Copy out all the data, word for word.

╭─ DATASET ROWS

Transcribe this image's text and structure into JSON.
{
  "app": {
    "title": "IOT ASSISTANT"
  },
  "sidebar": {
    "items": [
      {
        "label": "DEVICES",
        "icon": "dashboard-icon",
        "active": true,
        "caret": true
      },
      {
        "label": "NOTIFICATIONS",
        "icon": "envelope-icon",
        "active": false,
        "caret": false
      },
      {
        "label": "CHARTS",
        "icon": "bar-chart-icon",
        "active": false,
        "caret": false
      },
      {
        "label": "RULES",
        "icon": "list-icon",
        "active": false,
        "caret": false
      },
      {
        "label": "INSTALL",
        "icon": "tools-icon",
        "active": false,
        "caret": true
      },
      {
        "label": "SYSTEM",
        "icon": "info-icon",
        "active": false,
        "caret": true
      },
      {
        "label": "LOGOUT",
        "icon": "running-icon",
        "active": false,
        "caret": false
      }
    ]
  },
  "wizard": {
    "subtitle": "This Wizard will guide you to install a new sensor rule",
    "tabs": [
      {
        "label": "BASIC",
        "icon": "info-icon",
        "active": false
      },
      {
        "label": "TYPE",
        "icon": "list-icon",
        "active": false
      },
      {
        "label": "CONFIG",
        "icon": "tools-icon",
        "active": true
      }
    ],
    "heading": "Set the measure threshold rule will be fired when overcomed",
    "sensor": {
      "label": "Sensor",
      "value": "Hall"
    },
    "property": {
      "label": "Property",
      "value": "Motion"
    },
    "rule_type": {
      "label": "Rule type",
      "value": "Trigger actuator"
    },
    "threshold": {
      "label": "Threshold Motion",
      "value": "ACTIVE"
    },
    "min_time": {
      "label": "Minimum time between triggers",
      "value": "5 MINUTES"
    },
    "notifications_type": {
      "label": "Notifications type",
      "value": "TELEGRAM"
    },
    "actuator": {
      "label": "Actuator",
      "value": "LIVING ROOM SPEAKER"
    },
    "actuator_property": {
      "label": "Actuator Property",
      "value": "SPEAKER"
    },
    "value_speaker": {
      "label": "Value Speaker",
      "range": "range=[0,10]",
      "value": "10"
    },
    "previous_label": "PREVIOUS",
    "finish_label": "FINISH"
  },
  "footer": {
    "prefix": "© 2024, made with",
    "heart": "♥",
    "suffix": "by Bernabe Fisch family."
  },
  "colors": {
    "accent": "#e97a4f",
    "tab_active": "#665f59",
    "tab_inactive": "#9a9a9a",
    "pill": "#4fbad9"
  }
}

╰─

> **EXPECTED ANSWER**:
Transcribe this image's text and structure into JSON.
{
  "app": {
    "title": "IOT ASSISTANT"
  },
  "sidebar": {
    "items": [
      {
        "label": "DEVICES",
        "icon": "dashboard-icon",
        "active": true,
        "caret": true
      },
      {
        "label": "NOTIFICATIONS",
        "icon": "envelope-icon",
        "active": false,
        "caret": false
      },
      {
        "label": "CHARTS",
        "icon": "bar-chart-icon",
        "active": false,
        "caret": false
      },
      {
        "label": "RULES",
        "icon": "list-icon",
        "active": false,
        "caret": false
      },
      {
        "label": "INSTALL",
        "icon": "tools-icon",
        "active": false,
        "caret": true
      },
      {
        "label": "SYSTEM",
        "icon": "info-icon",
        "active": false,
        "caret": true
      },
      {
        "label": "LOGOUT",
        "icon": "running-icon",
        "active": false,
        "caret": false
      }
    ]
  },
  "wizard": {
    "subtitle": "This Wizard will guide you to install a new sensor rule",
    "tabs": [
      {
        "label": "BASIC",
        "icon": "info-icon",
        "active": false
      },
      {
        "label": "TYPE",
        "icon": "list-icon",
        "active": false
      },
      {
        "label": "CONFIG",
        "icon": "tools-icon",
        "active": true
      }
    ],
    "heading": "Set the measure threshold rule will be fired when overcomed",
    "sensor": {
      "label": "Sensor",
      "value": "Hall"
    },
    "property": {
      "label": "Property",
      "value": "Motion"
    },
    "rule_type": {
      "label": "Rule type",
      "value": "Trigger actuator"
    },
    "threshold": {
      "label": "Threshold Motion",
      "value": "ACTIVE"
    },
    "min_time": {
      "label": "Minimum time between triggers",
      "value": "5 MINUTES"
    },
    "notifications_type": {
      "label": "Notifications type",
      "value": "TELEGRAM"
    },
    "actuator": {
      "label": "Actuator",
      "value": "LIVING ROOM SPEAKER"
    },
    "actuator_property": {
      "label": "Actuator Property",
      "value": "SPEAKER"
    },
    "value_speaker": {
      "label": "Value Speaker",
      "range": "range=[0,10]",
      "value": "10"
    },
    "previous_label": "PREVIOUS",
    "finish_label": "FINISH"
  },
  "footer": {
    "prefix": "© 2024, made with",
    "heart": "♥",
    "suffix": "by Bernabe Fisch family."
  },
  "colors": {
    "accent": "#e97a4f",
    "tab_active": "#665f59",
    "tab_inactive": "#9a9a9a",
    "pill": "#4fbad9"
  }
}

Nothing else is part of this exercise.